(Records contained in a dataset)
──────────

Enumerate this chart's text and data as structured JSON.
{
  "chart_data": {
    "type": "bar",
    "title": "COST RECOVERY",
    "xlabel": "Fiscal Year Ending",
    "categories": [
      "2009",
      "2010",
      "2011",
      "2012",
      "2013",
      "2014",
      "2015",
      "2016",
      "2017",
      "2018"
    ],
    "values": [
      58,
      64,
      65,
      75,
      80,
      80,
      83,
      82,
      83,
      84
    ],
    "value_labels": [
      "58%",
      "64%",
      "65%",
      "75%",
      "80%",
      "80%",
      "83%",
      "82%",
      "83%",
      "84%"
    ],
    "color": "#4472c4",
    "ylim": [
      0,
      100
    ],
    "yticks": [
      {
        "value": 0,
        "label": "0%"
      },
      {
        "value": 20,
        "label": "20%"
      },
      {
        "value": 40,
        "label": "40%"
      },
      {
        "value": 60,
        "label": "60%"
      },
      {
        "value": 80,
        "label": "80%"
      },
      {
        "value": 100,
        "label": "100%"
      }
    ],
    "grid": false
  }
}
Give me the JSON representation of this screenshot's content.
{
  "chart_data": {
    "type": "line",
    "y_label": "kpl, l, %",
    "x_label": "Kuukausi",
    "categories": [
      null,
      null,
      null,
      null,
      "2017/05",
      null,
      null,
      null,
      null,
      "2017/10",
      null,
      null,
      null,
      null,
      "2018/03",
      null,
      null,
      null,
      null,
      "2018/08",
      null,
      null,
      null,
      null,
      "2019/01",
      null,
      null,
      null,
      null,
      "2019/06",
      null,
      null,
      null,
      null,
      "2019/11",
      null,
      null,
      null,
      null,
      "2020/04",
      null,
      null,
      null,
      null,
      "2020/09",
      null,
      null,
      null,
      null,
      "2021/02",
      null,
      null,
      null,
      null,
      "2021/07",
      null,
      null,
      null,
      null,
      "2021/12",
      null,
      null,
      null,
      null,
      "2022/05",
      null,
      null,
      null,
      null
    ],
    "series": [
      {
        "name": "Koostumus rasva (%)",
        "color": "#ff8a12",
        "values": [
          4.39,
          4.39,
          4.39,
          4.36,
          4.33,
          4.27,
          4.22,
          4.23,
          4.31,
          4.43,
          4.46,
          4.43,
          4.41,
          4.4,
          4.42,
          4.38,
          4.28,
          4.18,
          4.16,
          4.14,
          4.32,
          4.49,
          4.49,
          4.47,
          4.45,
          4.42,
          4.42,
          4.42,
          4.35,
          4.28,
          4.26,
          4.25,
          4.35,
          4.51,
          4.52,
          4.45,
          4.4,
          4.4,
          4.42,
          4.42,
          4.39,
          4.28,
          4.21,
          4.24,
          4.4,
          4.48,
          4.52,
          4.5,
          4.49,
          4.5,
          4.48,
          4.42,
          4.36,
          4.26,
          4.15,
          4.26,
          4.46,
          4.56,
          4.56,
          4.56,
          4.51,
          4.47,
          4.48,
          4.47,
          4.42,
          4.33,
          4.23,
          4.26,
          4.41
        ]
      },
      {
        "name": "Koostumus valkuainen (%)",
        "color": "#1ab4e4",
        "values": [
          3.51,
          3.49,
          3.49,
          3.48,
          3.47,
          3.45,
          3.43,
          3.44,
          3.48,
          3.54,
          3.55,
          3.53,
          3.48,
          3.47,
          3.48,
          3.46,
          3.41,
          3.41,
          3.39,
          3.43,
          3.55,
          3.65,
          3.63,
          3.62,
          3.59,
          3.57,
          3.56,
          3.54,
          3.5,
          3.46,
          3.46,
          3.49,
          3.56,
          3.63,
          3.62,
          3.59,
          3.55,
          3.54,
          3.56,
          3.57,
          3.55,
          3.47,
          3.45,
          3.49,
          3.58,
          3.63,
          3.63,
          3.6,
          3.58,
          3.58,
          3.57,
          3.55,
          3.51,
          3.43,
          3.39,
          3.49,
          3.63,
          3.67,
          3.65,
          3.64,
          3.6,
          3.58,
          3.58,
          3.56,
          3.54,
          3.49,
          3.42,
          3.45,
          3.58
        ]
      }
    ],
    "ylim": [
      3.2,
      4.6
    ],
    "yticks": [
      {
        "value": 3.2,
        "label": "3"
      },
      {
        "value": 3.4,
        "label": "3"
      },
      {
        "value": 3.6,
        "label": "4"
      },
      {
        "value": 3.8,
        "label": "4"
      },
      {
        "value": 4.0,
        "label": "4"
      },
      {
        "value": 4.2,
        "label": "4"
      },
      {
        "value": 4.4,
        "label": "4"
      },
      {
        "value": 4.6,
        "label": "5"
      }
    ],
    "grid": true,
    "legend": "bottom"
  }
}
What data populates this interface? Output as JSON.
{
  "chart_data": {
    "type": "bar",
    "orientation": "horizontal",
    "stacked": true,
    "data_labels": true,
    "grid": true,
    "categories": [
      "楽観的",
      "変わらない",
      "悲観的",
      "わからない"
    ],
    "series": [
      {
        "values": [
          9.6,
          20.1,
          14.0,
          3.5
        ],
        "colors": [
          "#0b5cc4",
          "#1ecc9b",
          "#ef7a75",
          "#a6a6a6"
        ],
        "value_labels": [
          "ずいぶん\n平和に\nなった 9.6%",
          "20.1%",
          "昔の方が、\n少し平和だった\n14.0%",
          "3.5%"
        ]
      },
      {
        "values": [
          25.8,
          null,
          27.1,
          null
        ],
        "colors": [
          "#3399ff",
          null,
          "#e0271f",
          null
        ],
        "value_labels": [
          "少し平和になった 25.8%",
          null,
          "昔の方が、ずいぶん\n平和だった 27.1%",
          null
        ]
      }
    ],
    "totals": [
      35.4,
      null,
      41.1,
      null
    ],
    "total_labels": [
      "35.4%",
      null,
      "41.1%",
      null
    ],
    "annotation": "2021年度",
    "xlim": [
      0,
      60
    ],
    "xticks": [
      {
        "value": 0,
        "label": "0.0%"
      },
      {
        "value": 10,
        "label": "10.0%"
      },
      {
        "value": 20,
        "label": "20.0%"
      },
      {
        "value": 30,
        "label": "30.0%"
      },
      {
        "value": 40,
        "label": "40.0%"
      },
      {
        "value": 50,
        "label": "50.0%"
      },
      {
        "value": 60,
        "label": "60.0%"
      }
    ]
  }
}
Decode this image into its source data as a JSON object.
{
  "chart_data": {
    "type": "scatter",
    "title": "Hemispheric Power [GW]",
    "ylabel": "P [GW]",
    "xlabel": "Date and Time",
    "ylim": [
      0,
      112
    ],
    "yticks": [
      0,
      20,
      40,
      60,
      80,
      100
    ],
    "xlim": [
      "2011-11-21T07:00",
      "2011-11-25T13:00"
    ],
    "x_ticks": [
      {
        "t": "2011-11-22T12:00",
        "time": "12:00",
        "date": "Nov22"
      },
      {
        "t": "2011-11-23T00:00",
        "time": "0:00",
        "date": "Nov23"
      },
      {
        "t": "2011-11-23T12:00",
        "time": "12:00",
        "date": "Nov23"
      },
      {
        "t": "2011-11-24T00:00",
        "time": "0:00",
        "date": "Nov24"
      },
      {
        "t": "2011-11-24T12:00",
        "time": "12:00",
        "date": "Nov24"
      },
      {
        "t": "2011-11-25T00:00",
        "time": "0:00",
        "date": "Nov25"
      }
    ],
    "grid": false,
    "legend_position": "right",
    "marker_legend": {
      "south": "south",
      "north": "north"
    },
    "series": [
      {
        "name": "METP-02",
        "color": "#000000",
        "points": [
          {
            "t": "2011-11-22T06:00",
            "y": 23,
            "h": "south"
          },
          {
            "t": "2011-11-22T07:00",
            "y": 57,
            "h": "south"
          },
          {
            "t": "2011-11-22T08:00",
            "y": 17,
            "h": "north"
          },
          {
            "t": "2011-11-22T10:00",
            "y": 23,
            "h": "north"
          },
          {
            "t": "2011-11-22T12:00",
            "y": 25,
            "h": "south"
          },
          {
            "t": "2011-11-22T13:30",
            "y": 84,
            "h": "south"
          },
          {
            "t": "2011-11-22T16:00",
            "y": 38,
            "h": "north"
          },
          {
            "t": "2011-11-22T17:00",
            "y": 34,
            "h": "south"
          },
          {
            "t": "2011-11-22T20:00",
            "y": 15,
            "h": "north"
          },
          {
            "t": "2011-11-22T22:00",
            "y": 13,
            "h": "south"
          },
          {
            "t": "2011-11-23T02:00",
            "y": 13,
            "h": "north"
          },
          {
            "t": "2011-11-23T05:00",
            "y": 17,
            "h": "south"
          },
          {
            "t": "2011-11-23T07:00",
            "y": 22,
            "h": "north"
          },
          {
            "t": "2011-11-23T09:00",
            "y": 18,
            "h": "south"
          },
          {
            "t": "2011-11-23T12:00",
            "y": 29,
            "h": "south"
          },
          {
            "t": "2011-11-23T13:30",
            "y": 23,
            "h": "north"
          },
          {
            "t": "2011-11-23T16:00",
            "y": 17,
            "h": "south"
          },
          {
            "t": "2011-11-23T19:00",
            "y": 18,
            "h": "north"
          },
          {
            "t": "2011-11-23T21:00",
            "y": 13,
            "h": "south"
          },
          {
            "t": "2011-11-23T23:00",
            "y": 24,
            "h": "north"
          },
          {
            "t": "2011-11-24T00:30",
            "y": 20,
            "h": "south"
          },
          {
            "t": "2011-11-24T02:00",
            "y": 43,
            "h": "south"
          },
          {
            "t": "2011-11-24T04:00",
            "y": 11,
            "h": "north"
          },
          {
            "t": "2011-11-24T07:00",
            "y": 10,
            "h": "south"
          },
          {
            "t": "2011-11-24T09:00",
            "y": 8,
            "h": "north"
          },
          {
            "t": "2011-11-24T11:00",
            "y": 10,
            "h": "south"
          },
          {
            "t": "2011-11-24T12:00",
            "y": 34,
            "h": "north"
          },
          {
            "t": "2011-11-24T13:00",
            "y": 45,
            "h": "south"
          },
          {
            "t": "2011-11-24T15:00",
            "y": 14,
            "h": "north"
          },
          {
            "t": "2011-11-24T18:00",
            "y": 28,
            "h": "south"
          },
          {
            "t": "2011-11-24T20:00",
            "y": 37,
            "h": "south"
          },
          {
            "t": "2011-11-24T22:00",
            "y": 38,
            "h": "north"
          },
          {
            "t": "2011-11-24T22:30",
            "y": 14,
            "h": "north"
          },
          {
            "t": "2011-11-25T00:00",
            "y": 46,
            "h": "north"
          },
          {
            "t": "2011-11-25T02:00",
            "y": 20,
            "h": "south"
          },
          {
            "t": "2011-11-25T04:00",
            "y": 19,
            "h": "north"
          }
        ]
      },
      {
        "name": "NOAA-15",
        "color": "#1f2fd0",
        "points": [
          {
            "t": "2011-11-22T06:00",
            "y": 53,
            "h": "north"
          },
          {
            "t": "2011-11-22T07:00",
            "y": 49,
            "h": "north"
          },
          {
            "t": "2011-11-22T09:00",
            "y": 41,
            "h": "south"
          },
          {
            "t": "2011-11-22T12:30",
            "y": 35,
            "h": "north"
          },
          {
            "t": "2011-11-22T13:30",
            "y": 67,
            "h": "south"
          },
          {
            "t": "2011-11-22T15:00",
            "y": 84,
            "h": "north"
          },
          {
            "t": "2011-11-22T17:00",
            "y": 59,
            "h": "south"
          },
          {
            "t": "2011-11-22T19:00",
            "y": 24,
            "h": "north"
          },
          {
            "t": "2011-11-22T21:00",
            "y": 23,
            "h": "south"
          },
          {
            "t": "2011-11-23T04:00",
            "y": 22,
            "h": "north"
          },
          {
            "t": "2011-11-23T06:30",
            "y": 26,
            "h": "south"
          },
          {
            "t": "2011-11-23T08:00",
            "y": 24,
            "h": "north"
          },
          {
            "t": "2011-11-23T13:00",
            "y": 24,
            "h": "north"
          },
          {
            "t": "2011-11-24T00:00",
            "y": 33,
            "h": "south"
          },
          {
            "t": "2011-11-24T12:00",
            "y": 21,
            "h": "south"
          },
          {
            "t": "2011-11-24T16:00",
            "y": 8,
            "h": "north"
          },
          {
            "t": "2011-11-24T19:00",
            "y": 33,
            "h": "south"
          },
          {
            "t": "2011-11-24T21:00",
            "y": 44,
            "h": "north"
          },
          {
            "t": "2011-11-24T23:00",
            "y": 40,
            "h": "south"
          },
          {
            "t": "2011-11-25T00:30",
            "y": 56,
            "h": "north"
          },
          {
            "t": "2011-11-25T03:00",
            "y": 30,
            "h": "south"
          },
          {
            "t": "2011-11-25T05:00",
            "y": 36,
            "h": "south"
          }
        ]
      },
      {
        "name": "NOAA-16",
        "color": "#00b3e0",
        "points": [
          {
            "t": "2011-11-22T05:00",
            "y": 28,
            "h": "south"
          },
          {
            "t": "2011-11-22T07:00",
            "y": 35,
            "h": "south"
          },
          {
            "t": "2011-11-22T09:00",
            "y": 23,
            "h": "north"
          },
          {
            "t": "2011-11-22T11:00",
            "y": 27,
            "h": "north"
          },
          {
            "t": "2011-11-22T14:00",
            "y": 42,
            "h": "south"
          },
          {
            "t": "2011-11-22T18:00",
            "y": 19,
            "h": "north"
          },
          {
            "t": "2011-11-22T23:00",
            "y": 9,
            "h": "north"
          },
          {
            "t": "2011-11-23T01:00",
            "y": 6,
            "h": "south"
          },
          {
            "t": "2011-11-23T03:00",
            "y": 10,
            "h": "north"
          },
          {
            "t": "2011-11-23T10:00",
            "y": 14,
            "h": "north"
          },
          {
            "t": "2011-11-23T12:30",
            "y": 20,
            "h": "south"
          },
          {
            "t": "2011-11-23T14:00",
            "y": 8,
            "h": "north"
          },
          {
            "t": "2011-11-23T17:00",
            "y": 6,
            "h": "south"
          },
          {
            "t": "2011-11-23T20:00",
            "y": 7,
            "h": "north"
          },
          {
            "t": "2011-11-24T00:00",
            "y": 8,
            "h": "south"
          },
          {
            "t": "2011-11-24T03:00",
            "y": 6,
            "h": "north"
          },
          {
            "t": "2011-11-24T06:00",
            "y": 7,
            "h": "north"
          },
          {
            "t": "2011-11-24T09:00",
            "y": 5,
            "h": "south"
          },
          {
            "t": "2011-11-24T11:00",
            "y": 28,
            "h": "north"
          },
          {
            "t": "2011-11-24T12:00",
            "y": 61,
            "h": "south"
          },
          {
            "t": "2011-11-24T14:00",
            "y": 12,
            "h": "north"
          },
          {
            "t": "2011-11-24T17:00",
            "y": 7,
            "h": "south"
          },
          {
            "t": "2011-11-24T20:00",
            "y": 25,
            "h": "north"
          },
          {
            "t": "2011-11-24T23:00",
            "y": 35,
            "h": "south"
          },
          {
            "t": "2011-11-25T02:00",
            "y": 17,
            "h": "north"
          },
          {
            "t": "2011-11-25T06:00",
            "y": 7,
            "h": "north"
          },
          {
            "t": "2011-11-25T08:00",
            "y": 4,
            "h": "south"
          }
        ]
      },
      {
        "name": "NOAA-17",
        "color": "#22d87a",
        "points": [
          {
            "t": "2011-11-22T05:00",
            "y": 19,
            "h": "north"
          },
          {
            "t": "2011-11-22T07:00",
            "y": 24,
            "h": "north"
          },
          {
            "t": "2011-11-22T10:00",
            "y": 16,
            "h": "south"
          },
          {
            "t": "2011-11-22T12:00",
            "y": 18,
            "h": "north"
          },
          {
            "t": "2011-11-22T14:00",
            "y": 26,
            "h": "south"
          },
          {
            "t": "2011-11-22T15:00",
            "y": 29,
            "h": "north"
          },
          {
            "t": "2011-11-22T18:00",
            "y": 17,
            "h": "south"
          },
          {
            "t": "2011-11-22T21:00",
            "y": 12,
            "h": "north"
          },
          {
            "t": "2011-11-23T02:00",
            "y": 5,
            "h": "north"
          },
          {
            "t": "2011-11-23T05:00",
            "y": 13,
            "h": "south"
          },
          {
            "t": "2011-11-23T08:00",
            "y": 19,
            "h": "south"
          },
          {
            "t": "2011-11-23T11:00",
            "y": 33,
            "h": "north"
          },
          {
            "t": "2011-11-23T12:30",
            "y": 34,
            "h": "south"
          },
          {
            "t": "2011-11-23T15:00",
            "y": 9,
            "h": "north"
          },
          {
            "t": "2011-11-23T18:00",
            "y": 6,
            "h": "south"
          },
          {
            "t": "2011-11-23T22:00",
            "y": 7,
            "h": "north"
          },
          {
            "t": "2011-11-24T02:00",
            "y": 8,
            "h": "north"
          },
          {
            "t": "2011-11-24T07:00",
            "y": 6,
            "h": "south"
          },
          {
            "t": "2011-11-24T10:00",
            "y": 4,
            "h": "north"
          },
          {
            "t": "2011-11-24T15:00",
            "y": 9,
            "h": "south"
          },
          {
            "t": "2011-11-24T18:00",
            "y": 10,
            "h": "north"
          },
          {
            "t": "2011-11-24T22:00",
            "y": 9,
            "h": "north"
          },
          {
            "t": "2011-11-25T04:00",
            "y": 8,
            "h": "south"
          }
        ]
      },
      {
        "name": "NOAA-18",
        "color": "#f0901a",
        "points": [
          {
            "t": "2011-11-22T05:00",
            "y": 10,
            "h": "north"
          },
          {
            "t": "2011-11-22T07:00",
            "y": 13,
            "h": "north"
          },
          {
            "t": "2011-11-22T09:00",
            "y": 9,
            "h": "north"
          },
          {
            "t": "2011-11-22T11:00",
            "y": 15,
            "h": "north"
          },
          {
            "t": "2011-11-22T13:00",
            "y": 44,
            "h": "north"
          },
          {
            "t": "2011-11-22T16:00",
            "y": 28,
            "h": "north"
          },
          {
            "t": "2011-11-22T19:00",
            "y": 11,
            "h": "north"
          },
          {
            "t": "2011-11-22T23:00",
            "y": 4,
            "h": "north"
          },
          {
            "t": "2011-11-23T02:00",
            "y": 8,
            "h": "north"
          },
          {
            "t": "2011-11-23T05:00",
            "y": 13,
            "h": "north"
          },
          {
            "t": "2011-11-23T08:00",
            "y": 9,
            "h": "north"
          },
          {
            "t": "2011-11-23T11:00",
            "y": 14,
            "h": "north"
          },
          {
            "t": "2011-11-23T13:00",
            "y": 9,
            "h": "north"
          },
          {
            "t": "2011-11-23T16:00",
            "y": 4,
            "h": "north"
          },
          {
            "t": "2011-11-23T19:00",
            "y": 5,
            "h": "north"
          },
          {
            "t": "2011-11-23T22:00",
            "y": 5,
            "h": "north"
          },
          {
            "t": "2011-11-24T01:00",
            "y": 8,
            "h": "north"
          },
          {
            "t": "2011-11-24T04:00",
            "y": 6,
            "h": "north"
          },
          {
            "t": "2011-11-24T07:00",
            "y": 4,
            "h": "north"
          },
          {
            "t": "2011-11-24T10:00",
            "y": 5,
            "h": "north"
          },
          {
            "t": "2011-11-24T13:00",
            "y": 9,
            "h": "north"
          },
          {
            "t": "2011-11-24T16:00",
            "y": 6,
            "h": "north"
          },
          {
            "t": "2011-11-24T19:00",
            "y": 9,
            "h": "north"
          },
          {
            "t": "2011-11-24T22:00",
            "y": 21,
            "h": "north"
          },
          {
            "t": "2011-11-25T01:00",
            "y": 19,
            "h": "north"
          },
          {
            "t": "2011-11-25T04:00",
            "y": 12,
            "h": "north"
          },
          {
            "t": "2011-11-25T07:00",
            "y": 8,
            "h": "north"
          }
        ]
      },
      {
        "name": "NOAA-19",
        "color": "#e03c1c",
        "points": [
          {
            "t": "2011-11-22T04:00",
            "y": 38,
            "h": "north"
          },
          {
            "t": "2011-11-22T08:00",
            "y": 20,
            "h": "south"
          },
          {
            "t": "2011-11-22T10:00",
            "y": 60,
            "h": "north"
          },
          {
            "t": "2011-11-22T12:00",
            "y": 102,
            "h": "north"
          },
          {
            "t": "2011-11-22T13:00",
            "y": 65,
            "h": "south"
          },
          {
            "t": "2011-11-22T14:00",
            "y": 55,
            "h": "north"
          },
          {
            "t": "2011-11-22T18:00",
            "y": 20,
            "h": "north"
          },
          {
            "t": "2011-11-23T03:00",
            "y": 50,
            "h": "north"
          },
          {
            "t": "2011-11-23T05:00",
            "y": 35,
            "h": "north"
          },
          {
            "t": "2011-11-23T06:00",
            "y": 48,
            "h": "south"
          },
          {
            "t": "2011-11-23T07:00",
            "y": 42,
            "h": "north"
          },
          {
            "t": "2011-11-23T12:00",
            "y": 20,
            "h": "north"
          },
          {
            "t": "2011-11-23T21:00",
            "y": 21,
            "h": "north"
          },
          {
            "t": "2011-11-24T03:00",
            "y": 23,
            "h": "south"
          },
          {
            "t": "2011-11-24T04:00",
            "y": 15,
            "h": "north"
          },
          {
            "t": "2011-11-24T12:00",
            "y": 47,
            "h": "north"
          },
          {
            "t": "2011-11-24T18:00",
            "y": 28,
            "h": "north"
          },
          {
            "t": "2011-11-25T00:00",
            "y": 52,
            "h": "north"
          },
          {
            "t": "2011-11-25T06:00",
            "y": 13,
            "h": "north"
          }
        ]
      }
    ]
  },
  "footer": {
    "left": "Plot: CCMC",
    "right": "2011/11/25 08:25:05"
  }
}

──────────

Prompt:
Copy out every line of the listing that includes the string "grid".

Solution to this exercise:
    "grid": false
    "grid": true,
    "grid": true,
    "grid": false,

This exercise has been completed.